Stored entries:
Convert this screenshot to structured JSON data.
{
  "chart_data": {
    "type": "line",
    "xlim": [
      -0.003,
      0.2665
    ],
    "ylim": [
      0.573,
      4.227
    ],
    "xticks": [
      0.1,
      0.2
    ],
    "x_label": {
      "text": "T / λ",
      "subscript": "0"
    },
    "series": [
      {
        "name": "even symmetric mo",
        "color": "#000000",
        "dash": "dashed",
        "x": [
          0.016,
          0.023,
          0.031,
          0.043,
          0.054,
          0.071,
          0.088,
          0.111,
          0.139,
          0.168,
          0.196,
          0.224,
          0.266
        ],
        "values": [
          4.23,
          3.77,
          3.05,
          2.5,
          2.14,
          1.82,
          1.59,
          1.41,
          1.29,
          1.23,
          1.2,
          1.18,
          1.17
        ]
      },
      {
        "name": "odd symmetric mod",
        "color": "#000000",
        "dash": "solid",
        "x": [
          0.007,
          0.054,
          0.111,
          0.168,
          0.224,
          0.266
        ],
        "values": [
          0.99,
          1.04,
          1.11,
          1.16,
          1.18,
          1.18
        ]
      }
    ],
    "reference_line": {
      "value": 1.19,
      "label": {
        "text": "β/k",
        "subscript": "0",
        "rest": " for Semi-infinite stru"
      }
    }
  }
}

**Short problem**
Extract all the entries word for word.

**The answer**
Convert this screenshot to structured JSON data.
{
  "chart_data": {
    "type": "line",
    "xlim": [
      -0.003,
      0.2665
    ],
    "ylim": [
      0.573,
      4.227
    ],
    "xticks": [
      0.1,
      0.2
    ],
    "x_label": {
      "text": "T / λ",
      "subscript": "0"
    },
    "series": [
      {
        "name": "even symmetric mo",
        "color": "#000000",
        "dash": "dashed",
        "x": [
          0.016,
          0.023,
          0.031,
          0.043,
          0.054,
          0.071,
          0.088,
          0.111,
          0.139,
          0.168,
          0.196,
          0.224,
          0.266
        ],
        "values": [
          4.23,
          3.77,
          3.05,
          2.5,
          2.14,
          1.82,
          1.59,
          1.41,
          1.29,
          1.23,
          1.2,
          1.18,
          1.17
        ]
      },
      {
        "name": "odd symmetric mod",
        "color": "#000000",
        "dash": "solid",
        "x": [
          0.007,
          0.054,
          0.111,
          0.168,
          0.224,
          0.266
        ],
        "values": [
          0.99,
          1.04,
          1.11,
          1.16,
          1.18,
          1.18
        ]
      }
    ],
    "reference_line": {
      "value": 1.19,
      "label": {
        "text": "β/k",
        "subscript": "0",
        "rest": " for Semi-infinite stru"
      }
    }
  }
}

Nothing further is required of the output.